> _WRITTEN EXERCISE_:
Each entry has to be copied exactly, with nothing missed.

— Begin —

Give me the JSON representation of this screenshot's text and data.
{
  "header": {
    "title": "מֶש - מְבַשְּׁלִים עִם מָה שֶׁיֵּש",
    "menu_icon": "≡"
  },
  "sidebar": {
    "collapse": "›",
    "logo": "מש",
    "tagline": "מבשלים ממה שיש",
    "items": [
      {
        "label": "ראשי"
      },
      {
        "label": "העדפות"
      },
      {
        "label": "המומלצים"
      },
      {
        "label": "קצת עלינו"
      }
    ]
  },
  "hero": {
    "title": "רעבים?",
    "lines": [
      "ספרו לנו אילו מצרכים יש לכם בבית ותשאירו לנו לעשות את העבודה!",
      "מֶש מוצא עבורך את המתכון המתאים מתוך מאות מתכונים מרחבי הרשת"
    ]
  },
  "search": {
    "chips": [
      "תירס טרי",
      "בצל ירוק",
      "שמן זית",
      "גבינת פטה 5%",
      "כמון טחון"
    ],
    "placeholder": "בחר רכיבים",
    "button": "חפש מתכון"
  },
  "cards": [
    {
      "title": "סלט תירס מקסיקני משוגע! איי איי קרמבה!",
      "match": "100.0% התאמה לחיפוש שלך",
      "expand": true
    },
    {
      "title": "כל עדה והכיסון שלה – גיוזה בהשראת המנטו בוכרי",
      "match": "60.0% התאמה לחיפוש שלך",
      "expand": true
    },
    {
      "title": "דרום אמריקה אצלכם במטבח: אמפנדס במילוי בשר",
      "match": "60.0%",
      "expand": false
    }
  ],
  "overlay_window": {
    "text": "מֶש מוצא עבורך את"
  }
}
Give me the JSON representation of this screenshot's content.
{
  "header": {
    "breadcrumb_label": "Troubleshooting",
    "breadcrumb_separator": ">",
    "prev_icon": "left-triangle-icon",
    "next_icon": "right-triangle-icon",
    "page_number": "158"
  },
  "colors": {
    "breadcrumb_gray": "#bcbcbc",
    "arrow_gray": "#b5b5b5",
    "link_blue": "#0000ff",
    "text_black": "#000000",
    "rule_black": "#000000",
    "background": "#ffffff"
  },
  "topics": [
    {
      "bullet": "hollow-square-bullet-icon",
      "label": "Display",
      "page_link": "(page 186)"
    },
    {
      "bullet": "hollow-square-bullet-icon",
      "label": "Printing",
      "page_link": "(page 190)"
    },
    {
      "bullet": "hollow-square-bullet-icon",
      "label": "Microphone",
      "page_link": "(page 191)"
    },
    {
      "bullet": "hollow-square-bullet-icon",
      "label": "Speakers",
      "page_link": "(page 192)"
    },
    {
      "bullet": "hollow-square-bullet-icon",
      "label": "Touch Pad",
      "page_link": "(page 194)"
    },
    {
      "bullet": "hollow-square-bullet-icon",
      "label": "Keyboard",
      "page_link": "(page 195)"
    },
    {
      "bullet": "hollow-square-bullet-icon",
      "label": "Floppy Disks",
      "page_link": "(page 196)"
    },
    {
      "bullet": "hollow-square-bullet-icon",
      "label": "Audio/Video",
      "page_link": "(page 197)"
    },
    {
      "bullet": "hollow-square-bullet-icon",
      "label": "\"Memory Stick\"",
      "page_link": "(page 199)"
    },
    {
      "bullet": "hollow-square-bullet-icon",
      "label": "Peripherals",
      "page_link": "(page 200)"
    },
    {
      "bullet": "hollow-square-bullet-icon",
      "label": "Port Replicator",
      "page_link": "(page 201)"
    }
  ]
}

— End —

> _THE ANSWER_:
Give me the JSON representation of this screenshot's text and data.
{
  "header": {
    "title": "מֶש - מְבַשְּׁלִים עִם מָה שֶׁיֵּש",
    "menu_icon": "≡"
  },
  "sidebar": {
    "collapse": "›",
    "logo": "מש",
    "tagline": "מבשלים ממה שיש",
    "items": [
      {
        "label": "ראשי"
      },
      {
        "label": "העדפות"
      },
      {
        "label": "המומלצים"
      },
      {
        "label": "קצת עלינו"
      }
    ]
  },
  "hero": {
    "title": "רעבים?",
    "lines": [
      "ספרו לנו אילו מצרכים יש לכם בבית ותשאירו לנו לעשות את העבודה!",
      "מֶש מוצא עבורך את המתכון המתאים מתוך מאות מתכונים מרחבי הרשת"
    ]
  },
  "search": {
    "chips": [
      "תירס טרי",
      "בצל ירוק",
      "שמן זית",
      "גבינת פטה 5%",
      "כמון טחון"
    ],
    "placeholder": "בחר רכיבים",
    "button": "חפש מתכון"
  },
  "cards": [
    {
      "title": "סלט תירס מקסיקני משוגע! איי איי קרמבה!",
      "match": "100.0% התאמה לחיפוש שלך",
      "expand": true
    },
    {
      "title": "כל עדה והכיסון שלה – גיוזה בהשראת המנטו בוכרי",
      "match": "60.0% התאמה לחיפוש שלך",
      "expand": true
    },
    {
      "title": "דרום אמריקה אצלכם במטבח: אמפנדס במילוי בשר",
      "match": "60.0%",
      "expand": false
    }
  ],
  "overlay_window": {
    "text": "מֶש מוצא עבורך את"
  }
}
Give me the JSON representation of this screenshot's content.
{
  "header": {
    "breadcrumb_label": "Troubleshooting",
    "breadcrumb_separator": ">",
    "prev_icon": "left-triangle-icon",
    "next_icon": "right-triangle-icon",
    "page_number": "158"
  },
  "colors": {
    "breadcrumb_gray": "#bcbcbc",
    "arrow_gray": "#b5b5b5",
    "link_blue": "#0000ff",
    "text_black": "#000000",
    "rule_black": "#000000",
    "background": "#ffffff"
  },
  "topics": [
    {
      "bullet": "hollow-square-bullet-icon",
      "label": "Display",
      "page_link": "(page 186)"
    },
    {
      "bullet": "hollow-square-bullet-icon",
      "label": "Printing",
      "page_link": "(page 190)"
    },
    {
      "bullet": "hollow-square-bullet-icon",
      "label": "Microphone",
      "page_link": "(page 191)"
    },
    {
      "bullet": "hollow-square-bullet-icon",
      "label": "Speakers",
      "page_link": "(page 192)"
    },
    {
      "bullet": "hollow-square-bullet-icon",
      "label": "Touch Pad",
      "page_link": "(page 194)"
    },
    {
      "bullet": "hollow-square-bullet-icon",
      "label": "Keyboard",
      "page_link": "(page 195)"
    },
    {
      "bullet": "hollow-square-bullet-icon",
      "label": "Floppy Disks",
      "page_link": "(page 196)"
    },
    {
      "bullet": "hollow-square-bullet-icon",
      "label": "Audio/Video",
      "page_link": "(page 197)"
    },
    {
      "bullet": "hollow-square-bullet-icon",
      "label": "\"Memory Stick\"",
      "page_link": "(page 199)"
    },
    {
      "bullet": "hollow-square-bullet-icon",
      "label": "Peripherals",
      "page_link": "(page 200)"
    },
    {
      "bullet": "hollow-square-bullet-icon",
      "label": "Port Replicator",
      "page_link": "(page 201)"
    }
  ]
}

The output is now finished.